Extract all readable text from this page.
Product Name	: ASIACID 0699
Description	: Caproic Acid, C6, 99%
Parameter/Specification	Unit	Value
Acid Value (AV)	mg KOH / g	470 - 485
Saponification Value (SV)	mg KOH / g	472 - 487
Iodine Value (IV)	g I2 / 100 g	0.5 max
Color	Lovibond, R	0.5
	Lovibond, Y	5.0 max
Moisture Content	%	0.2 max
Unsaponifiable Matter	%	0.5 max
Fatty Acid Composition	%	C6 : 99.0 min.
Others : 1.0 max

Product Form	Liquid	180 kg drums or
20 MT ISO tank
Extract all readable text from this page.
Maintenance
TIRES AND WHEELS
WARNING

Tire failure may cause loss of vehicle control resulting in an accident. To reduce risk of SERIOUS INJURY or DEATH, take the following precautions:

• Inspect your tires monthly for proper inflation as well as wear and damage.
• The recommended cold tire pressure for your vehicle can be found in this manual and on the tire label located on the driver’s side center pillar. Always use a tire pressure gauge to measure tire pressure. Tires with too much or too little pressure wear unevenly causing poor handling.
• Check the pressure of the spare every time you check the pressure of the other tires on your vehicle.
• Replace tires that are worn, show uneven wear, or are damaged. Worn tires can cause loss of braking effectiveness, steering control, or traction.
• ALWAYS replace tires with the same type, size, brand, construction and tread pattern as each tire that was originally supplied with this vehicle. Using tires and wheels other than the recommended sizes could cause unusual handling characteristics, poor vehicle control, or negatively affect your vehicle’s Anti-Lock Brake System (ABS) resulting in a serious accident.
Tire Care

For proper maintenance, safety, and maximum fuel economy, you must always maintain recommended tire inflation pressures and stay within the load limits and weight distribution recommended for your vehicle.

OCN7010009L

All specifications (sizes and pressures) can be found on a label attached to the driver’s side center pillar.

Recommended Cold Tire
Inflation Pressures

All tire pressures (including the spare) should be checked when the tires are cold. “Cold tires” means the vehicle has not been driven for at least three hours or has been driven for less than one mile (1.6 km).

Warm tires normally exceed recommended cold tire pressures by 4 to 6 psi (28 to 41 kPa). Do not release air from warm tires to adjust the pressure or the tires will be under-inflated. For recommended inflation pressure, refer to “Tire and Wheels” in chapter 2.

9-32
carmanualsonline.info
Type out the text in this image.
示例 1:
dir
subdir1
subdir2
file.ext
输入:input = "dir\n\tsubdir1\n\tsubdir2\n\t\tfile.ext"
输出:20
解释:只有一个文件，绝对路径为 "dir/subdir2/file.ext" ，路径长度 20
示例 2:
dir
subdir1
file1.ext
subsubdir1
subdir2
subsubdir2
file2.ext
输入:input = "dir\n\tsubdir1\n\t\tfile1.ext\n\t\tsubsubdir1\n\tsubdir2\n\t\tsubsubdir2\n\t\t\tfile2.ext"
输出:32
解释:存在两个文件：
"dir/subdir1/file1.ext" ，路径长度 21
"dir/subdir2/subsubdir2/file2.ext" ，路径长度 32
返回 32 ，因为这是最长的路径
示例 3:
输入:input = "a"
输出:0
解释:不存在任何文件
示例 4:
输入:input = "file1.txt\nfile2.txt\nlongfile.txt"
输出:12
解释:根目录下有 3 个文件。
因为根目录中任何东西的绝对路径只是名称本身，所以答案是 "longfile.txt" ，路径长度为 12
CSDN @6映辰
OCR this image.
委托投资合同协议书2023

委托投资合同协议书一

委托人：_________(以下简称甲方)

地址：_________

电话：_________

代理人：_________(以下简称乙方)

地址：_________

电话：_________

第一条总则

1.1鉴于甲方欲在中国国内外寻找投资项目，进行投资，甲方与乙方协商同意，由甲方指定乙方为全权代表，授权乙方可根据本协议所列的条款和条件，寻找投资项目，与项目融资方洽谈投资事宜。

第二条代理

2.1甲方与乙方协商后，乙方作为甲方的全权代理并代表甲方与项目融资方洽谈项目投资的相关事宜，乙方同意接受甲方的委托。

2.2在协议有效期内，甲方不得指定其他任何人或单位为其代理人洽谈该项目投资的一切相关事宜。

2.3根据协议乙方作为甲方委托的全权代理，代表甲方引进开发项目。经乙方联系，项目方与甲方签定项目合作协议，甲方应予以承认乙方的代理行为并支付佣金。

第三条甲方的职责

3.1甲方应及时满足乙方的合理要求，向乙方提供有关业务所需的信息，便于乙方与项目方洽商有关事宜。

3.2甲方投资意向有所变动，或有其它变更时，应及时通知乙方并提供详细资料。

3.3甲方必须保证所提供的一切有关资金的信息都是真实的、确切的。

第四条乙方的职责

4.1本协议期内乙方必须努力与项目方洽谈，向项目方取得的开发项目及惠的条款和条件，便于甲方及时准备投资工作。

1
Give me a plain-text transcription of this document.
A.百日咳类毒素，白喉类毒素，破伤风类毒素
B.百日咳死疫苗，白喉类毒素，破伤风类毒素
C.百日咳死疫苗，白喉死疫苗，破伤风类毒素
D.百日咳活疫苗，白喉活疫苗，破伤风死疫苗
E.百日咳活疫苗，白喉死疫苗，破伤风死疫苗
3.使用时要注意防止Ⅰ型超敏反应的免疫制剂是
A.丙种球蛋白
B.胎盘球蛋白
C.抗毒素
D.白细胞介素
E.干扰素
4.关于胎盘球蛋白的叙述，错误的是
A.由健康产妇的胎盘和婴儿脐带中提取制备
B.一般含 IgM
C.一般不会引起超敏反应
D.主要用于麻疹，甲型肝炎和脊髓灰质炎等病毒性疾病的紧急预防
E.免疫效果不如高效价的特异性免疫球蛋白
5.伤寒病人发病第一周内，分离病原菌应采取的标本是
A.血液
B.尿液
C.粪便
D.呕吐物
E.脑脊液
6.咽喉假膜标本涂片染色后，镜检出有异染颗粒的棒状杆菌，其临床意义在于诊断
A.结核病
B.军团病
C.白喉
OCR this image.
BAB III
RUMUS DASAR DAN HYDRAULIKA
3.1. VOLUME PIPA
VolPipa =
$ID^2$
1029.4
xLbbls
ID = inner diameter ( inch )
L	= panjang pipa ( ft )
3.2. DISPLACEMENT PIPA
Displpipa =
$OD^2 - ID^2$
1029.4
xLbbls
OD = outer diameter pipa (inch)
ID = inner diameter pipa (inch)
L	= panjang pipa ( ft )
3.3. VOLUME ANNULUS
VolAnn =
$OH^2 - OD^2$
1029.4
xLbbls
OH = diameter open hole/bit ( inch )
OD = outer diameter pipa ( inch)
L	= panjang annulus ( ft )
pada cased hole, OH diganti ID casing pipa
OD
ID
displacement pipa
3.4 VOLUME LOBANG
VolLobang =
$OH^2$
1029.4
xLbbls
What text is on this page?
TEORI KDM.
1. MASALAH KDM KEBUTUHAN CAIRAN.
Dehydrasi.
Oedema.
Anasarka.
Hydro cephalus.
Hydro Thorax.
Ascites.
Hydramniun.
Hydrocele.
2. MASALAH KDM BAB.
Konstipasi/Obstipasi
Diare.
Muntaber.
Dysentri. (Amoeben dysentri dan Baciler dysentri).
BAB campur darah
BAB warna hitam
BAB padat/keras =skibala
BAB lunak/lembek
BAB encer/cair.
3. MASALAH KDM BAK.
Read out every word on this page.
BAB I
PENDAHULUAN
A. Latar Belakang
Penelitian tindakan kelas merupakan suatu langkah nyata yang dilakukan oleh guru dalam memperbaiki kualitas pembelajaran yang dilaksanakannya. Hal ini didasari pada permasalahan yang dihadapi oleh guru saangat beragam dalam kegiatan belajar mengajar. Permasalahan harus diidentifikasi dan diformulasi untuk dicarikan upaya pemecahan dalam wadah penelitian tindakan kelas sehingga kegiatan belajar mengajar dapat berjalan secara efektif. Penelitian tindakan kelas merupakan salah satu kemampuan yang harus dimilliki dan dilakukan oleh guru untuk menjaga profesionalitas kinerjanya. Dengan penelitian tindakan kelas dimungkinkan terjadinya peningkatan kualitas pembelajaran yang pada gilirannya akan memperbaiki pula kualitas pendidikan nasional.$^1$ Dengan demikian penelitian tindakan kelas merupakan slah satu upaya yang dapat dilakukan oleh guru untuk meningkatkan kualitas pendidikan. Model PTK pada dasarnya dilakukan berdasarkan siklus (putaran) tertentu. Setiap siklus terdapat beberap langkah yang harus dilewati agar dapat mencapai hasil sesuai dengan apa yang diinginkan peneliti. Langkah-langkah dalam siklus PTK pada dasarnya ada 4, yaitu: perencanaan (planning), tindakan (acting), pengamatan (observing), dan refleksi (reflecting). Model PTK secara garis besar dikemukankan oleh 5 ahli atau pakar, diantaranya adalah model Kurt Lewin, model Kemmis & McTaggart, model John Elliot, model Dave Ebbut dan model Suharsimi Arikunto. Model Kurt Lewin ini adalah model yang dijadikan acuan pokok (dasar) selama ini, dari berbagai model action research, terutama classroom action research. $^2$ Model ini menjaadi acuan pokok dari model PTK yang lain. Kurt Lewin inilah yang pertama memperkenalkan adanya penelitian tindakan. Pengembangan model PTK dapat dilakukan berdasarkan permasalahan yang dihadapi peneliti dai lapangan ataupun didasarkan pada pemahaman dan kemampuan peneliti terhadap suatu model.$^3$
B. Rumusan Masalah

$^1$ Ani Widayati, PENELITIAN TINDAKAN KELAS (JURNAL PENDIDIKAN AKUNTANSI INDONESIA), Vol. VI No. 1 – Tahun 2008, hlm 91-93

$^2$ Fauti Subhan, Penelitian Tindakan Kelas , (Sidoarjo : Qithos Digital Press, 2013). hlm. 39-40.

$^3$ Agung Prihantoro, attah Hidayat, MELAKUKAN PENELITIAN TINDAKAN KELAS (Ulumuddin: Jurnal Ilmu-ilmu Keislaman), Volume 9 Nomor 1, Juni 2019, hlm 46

### Work to be completed
Identify and list each line with the word "loss".

### Result for this exercise
Tire failure may cause loss of vehicle control resulting in an accident. To reduce risk of SERIOUS INJURY or DEATH, take the following precautions:
• Replace tires that are worn, show uneven wear, or are damaged. Worn tires can cause loss of braking effectiveness, steering control, or traction.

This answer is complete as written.